**Figure record extracts**
######
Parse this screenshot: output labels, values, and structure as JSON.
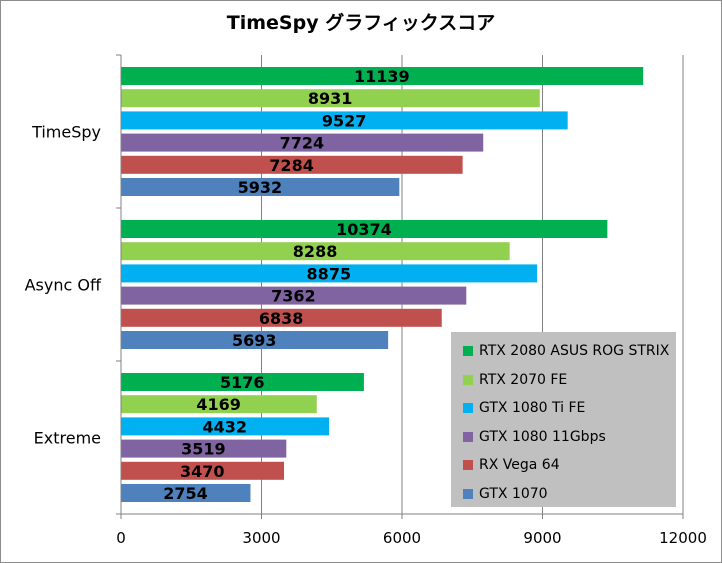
{
  "chart_data": {
    "type": "bar",
    "orientation": "horizontal",
    "title": "TimeSpy グラフィックスコア",
    "categories": [
      "TimeSpy",
      "Async Off",
      "Extreme"
    ],
    "series": [
      {
        "name": "RTX 2080 ASUS ROG STRIX",
        "color": "#00b050",
        "values": [
          11139,
          10374,
          5176
        ]
      },
      {
        "name": "RTX 2070 FE",
        "color": "#92d050",
        "values": [
          8931,
          8288,
          4169
        ]
      },
      {
        "name": "GTX 1080 Ti FE",
        "color": "#00b0f0",
        "values": [
          9527,
          8875,
          4432
        ]
      },
      {
        "name": "GTX 1080 11Gbps",
        "color": "#8064a2",
        "values": [
          7724,
          7362,
          3519
        ]
      },
      {
        "name": "RX Vega 64",
        "color": "#c0504d",
        "values": [
          7284,
          6838,
          3470
        ]
      },
      {
        "name": "GTX 1070",
        "color": "#4f81bd",
        "values": [
          5932,
          5693,
          2754
        ]
      }
    ],
    "xlim": [
      0,
      12000
    ],
    "xticks": [
      "0",
      "3000",
      "6000",
      "9000",
      "12000"
    ],
    "grid": true,
    "legend_position": "bottom-right",
    "data_labels": true
  }
}
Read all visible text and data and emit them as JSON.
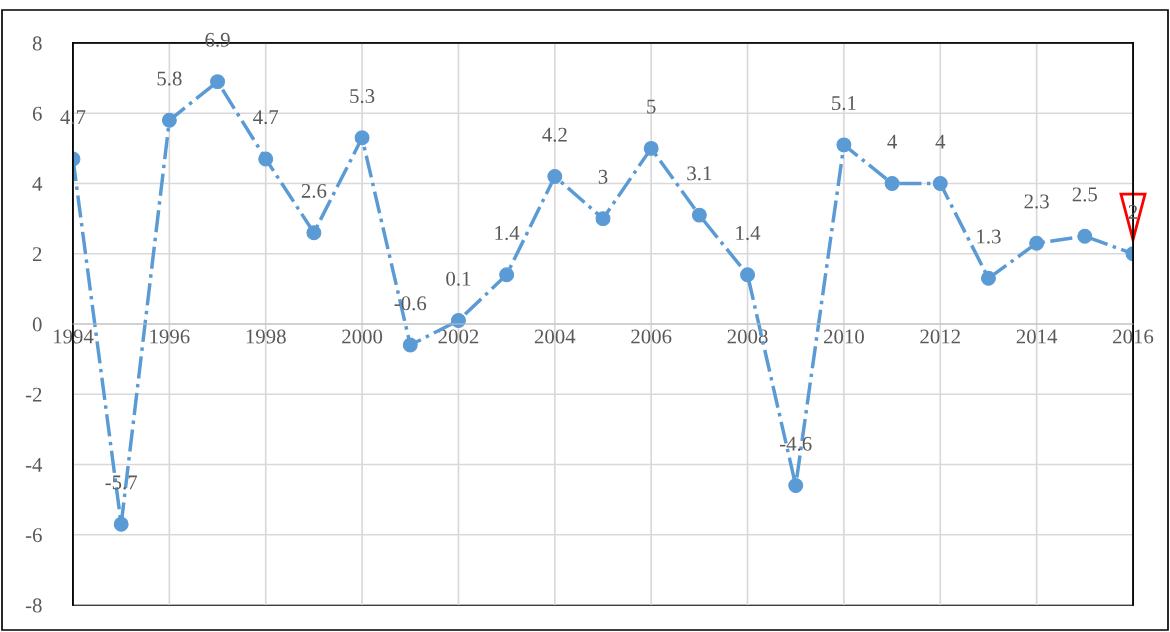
{
  "chart_data": {
    "type": "line",
    "x": [
      1994,
      1995,
      1996,
      1997,
      1998,
      1999,
      2000,
      2001,
      2002,
      2003,
      2004,
      2005,
      2006,
      2007,
      2008,
      2009,
      2010,
      2011,
      2012,
      2013,
      2014,
      2015,
      2016
    ],
    "series": [
      {
        "color": "#5b9bd5",
        "values": [
          4.7,
          -5.7,
          5.8,
          6.9,
          4.7,
          2.6,
          5.3,
          -0.6,
          0.1,
          1.4,
          4.2,
          3,
          5,
          3.1,
          1.4,
          -4.6,
          5.1,
          4,
          4,
          1.3,
          2.3,
          2.5,
          2
        ]
      }
    ],
    "data_labels": true,
    "marker": "circle",
    "line_style": "dashdot",
    "xlim": [
      1994,
      2016
    ],
    "xticks": [
      1994,
      1996,
      1998,
      2000,
      2002,
      2004,
      2006,
      2008,
      2010,
      2012,
      2014,
      2016
    ],
    "ylim": [
      -8,
      8
    ],
    "yticks": [
      -8,
      -6,
      -4,
      -2,
      0,
      2,
      4,
      6,
      8
    ],
    "grid": true
  }
}
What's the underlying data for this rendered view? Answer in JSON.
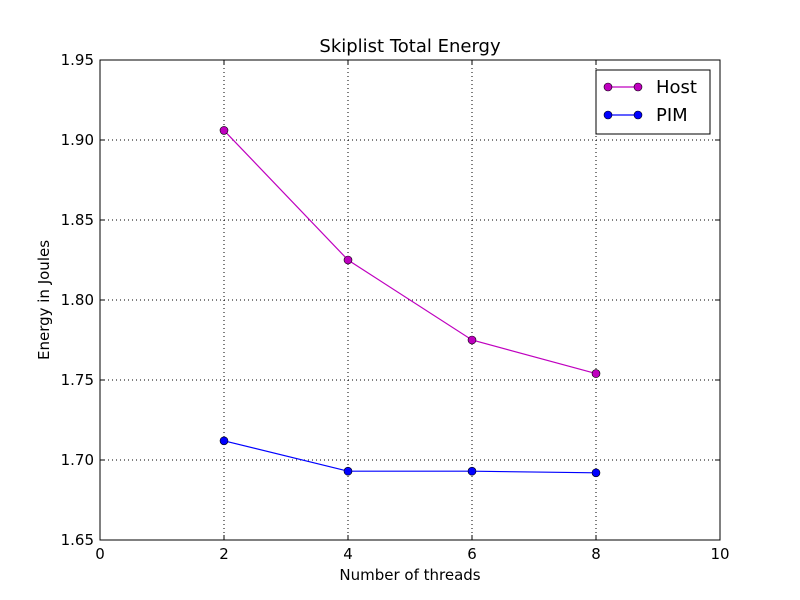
{
  "chart_data": {
    "type": "line",
    "title": "Skiplist Total Energy",
    "xlabel": "Number of threads",
    "ylabel": "Energy in Joules",
    "xlim": [
      0,
      10
    ],
    "ylim": [
      1.65,
      1.95
    ],
    "xticks": [
      0,
      2,
      4,
      6,
      8,
      10
    ],
    "xtick_labels": [
      "0",
      "2",
      "4",
      "6",
      "8",
      "10"
    ],
    "yticks": [
      1.65,
      1.7,
      1.75,
      1.8,
      1.85,
      1.9,
      1.95
    ],
    "ytick_labels": [
      "1.65",
      "1.70",
      "1.75",
      "1.80",
      "1.85",
      "1.90",
      "1.95"
    ],
    "grid": true,
    "legend_position": "top-right",
    "x": [
      2,
      4,
      6,
      8
    ],
    "series": [
      {
        "name": "Host",
        "color": "#bf00bf",
        "marker": "circle",
        "values": [
          1.906,
          1.825,
          1.775,
          1.754
        ]
      },
      {
        "name": "PIM",
        "color": "#0000ff",
        "marker": "circle",
        "values": [
          1.712,
          1.693,
          1.693,
          1.692
        ]
      }
    ]
  }
}
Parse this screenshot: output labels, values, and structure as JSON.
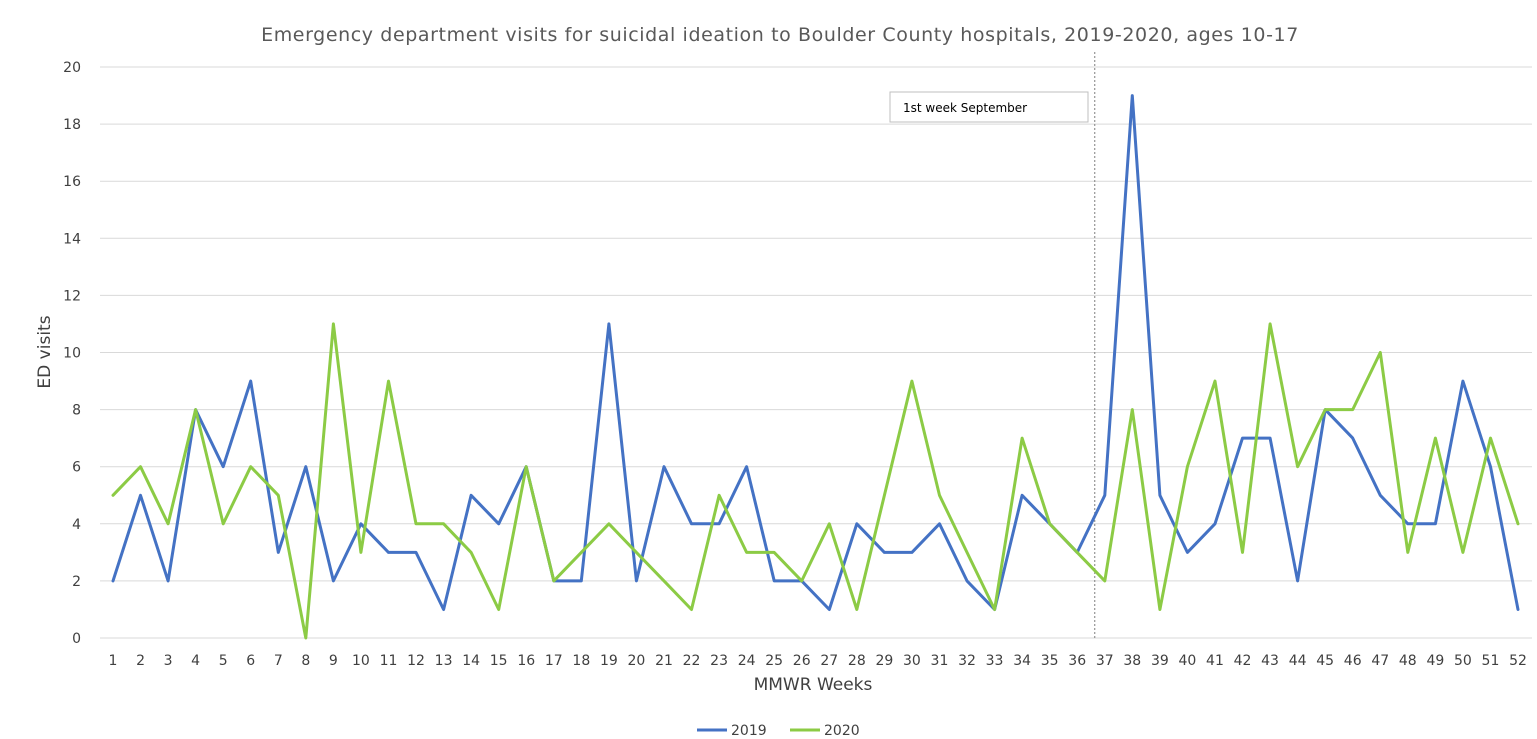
######
**WHAT YOU HAVE TO DO**
Retype the listing exactly. Pictures do not belong in the copy.

**ANSWER FOR THIS EXERCISE**
Parse this screenshot: output labels, values, and structure as JSON.
{
  "chart_data": {
    "type": "bar",
    "orientation": "horizontal",
    "title": "TimeSpy グラフィックスコア",
    "categories": [
      "TimeSpy",
      "Async Off",
      "Extreme"
    ],
    "series": [
      {
        "name": "RTX 2080 ASUS ROG STRIX",
        "color": "#00b050",
        "values": [
          11139,
          10374,
          5176
        ]
      },
      {
        "name": "RTX 2070 FE",
        "color": "#92d050",
        "values": [
          8931,
          8288,
          4169
        ]
      },
      {
        "name": "GTX 1080 Ti FE",
        "color": "#00b0f0",
        "values": [
          9527,
          8875,
          4432
        ]
      },
      {
        "name": "GTX 1080 11Gbps",
        "color": "#8064a2",
        "values": [
          7724,
          7362,
          3519
        ]
      },
      {
        "name": "RX Vega 64",
        "color": "#c0504d",
        "values": [
          7284,
          6838,
          3470
        ]
      },
      {
        "name": "GTX 1070",
        "color": "#4f81bd",
        "values": [
          5932,
          5693,
          2754
        ]
      }
    ],
    "xlim": [
      0,
      12000
    ],
    "xticks": [
      "0",
      "3000",
      "6000",
      "9000",
      "12000"
    ],
    "grid": true,
    "legend_position": "bottom-right",
    "data_labels": true
  }
}
Read all visible text and data and emit them as JSON.
{
  "chart_data": {
    "type": "line",
    "x": [
      1994,
      1995,
      1996,
      1997,
      1998,
      1999,
      2000,
      2001,
      2002,
      2003,
      2004,
      2005,
      2006,
      2007,
      2008,
      2009,
      2010,
      2011,
      2012,
      2013,
      2014,
      2015,
      2016
    ],
    "series": [
      {
        "color": "#5b9bd5",
        "values": [
          4.7,
          -5.7,
          5.8,
          6.9,
          4.7,
          2.6,
          5.3,
          -0.6,
          0.1,
          1.4,
          4.2,
          3,
          5,
          3.1,
          1.4,
          -4.6,
          5.1,
          4,
          4,
          1.3,
          2.3,
          2.5,
          2
        ]
      }
    ],
    "data_labels": true,
    "marker": "circle",
    "line_style": "dashdot",
    "xlim": [
      1994,
      2016
    ],
    "xticks": [
      1994,
      1996,
      1998,
      2000,
      2002,
      2004,
      2006,
      2008,
      2010,
      2012,
      2014,
      2016
    ],
    "ylim": [
      -8,
      8
    ],
    "yticks": [
      -8,
      -6,
      -4,
      -2,
      0,
      2,
      4,
      6,
      8
    ],
    "grid": true
  }
}
What's the underlying data for this rendered view? Answer in JSON.
{
  "chart_data": {
    "type": "line",
    "title": "Skiplist Total Energy",
    "xlabel": "Number of threads",
    "ylabel": "Energy in Joules",
    "xlim": [
      0,
      10
    ],
    "ylim": [
      1.65,
      1.95
    ],
    "xticks": [
      0,
      2,
      4,
      6,
      8,
      10
    ],
    "xtick_labels": [
      "0",
      "2",
      "4",
      "6",
      "8",
      "10"
    ],
    "yticks": [
      1.65,
      1.7,
      1.75,
      1.8,
      1.85,
      1.9,
      1.95
    ],
    "ytick_labels": [
      "1.65",
      "1.70",
      "1.75",
      "1.80",
      "1.85",
      "1.90",
      "1.95"
    ],
    "grid": true,
    "legend_position": "top-right",
    "x": [
      2,
      4,
      6,
      8
    ],
    "series": [
      {
        "name": "Host",
        "color": "#bf00bf",
        "marker": "circle",
        "values": [
          1.906,
          1.825,
          1.775,
          1.754
        ]
      },
      {
        "name": "PIM",
        "color": "#0000ff",
        "marker": "circle",
        "values": [
          1.712,
          1.693,
          1.693,
          1.692
        ]
      }
    ]
  }
}
Parse this screenshot: output labels, values, and structure as JSON.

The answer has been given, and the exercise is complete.